WHAT THE EXERCISE ASKS: Find the lines below that contain the string "back". Copy each one.

====

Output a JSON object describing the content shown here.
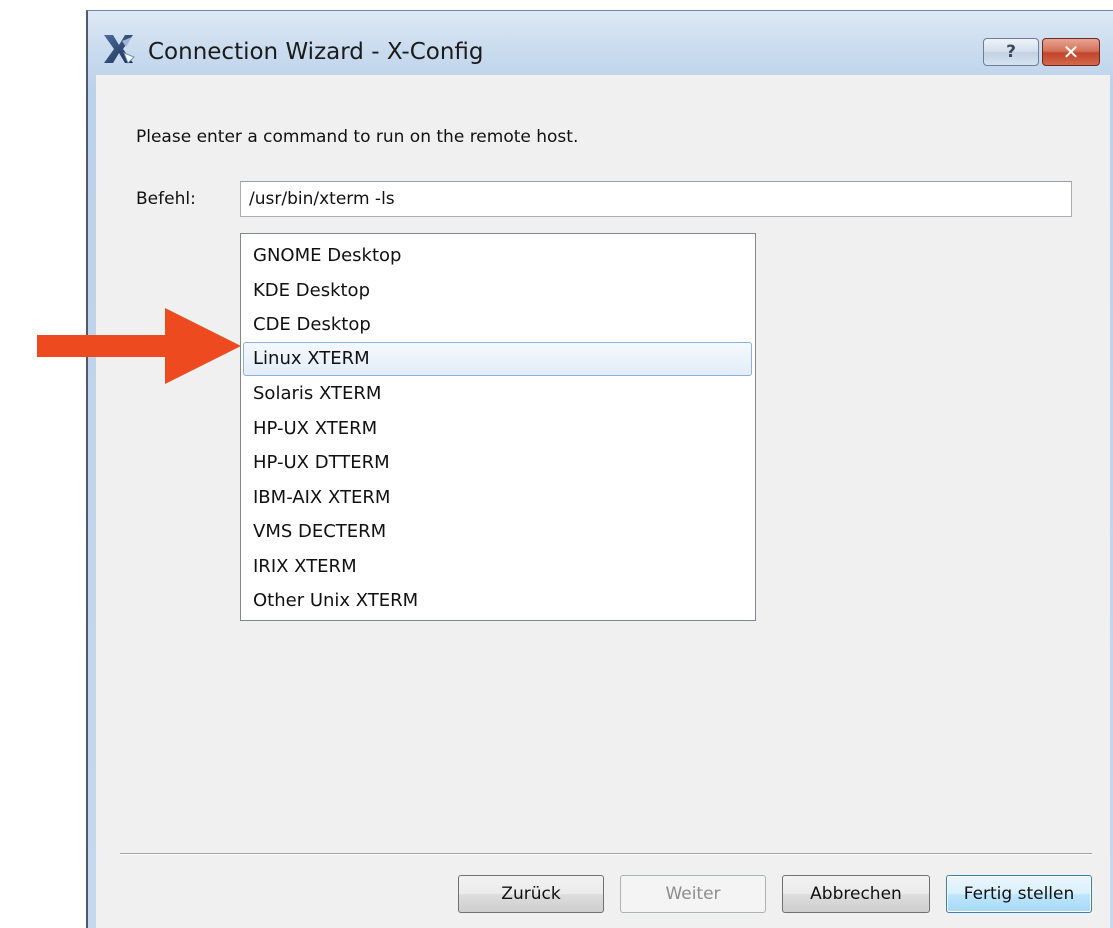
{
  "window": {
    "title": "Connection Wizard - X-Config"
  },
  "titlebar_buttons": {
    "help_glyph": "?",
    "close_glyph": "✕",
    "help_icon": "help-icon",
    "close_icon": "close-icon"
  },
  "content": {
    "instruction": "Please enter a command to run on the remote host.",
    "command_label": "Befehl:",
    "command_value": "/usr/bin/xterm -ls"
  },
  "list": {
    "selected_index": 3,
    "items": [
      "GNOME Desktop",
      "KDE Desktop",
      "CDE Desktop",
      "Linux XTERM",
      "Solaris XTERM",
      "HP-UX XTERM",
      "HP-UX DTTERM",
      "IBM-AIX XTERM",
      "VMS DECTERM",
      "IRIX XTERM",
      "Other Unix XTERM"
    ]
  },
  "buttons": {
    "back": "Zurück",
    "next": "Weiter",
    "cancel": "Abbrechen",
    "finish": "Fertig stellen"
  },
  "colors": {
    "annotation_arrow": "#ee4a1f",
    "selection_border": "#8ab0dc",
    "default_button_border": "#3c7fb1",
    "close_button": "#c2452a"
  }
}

====

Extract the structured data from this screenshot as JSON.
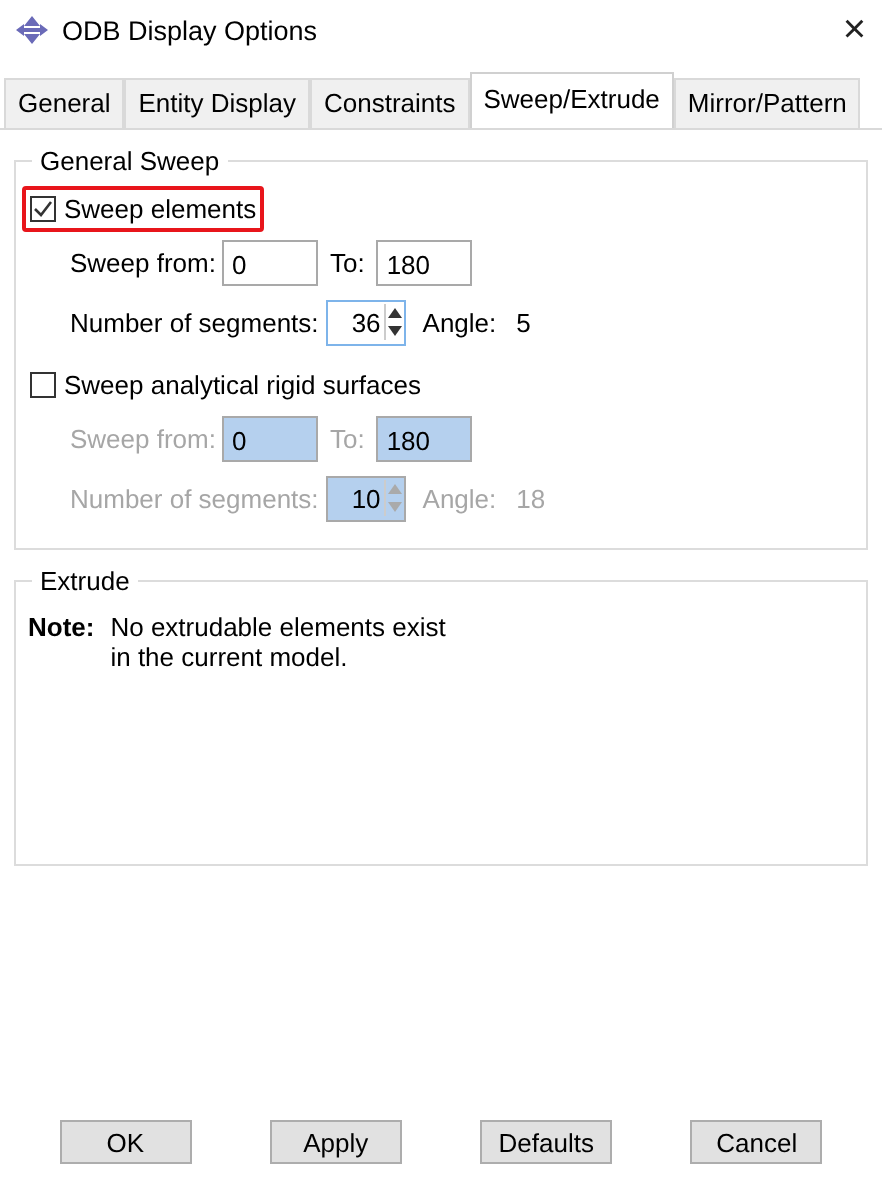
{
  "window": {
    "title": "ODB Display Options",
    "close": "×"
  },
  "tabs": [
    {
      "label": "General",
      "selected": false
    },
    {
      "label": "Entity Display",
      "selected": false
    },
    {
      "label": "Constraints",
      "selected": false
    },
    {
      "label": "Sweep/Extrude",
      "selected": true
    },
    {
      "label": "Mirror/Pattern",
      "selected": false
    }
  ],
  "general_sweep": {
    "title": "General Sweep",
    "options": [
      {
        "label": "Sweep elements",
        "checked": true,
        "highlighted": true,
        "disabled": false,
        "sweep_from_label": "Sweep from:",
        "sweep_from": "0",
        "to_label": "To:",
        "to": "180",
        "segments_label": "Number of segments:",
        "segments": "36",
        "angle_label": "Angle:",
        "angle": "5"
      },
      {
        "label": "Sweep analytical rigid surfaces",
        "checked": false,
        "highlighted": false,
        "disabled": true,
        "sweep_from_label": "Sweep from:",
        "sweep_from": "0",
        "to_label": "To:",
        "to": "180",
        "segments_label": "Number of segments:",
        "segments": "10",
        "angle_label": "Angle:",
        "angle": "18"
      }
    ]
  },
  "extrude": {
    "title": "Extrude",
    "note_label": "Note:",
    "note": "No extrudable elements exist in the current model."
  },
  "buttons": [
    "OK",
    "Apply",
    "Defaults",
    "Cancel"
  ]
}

====

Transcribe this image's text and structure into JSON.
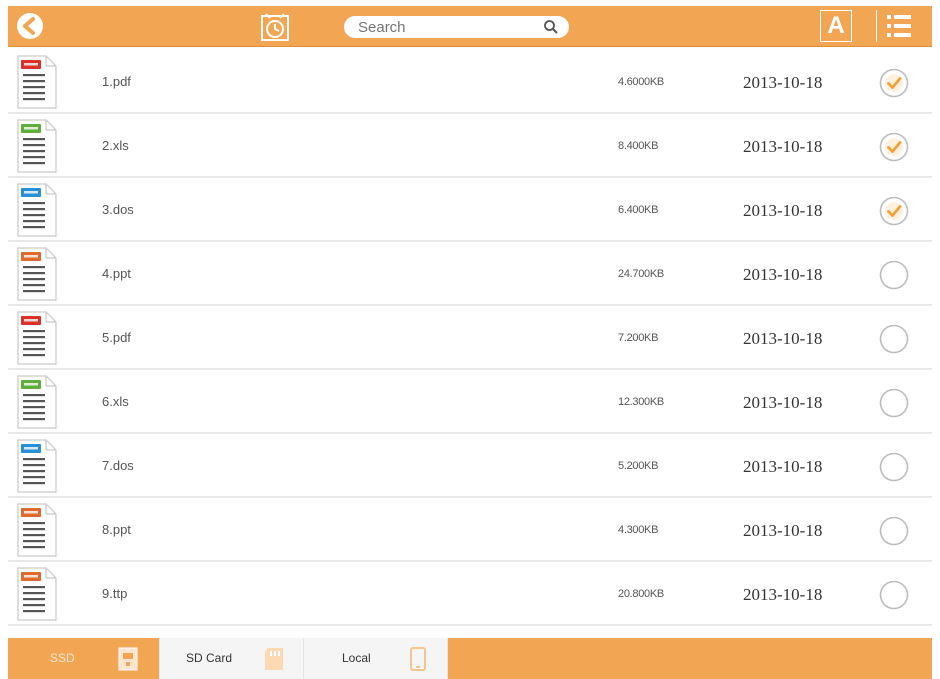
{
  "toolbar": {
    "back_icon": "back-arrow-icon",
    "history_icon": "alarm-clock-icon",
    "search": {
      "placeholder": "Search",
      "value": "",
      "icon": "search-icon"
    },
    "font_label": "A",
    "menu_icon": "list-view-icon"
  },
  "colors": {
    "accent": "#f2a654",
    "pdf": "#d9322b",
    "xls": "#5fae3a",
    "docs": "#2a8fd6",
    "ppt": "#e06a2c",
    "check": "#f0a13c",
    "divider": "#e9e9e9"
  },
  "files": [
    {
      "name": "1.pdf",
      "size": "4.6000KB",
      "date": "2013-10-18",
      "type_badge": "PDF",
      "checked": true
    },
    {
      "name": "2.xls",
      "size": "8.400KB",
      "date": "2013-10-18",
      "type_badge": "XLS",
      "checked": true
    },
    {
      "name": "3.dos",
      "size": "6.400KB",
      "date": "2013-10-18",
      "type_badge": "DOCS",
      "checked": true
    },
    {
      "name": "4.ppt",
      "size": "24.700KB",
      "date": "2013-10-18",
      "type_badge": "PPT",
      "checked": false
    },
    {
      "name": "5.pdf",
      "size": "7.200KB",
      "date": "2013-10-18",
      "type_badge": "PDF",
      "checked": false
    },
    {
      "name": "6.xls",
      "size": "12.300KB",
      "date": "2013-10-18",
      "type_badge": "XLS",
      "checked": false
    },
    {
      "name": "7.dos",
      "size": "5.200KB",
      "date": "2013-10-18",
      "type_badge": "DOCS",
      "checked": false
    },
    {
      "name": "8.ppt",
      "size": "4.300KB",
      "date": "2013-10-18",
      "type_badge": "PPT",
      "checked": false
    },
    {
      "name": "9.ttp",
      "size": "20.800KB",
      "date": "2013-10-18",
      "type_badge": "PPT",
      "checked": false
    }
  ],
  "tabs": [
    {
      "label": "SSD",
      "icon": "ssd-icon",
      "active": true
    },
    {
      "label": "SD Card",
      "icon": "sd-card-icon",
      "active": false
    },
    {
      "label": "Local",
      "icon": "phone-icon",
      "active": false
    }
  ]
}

====

THE RESULT:
    "back": "Zurück",
    "back_icon": "back-arrow-icon",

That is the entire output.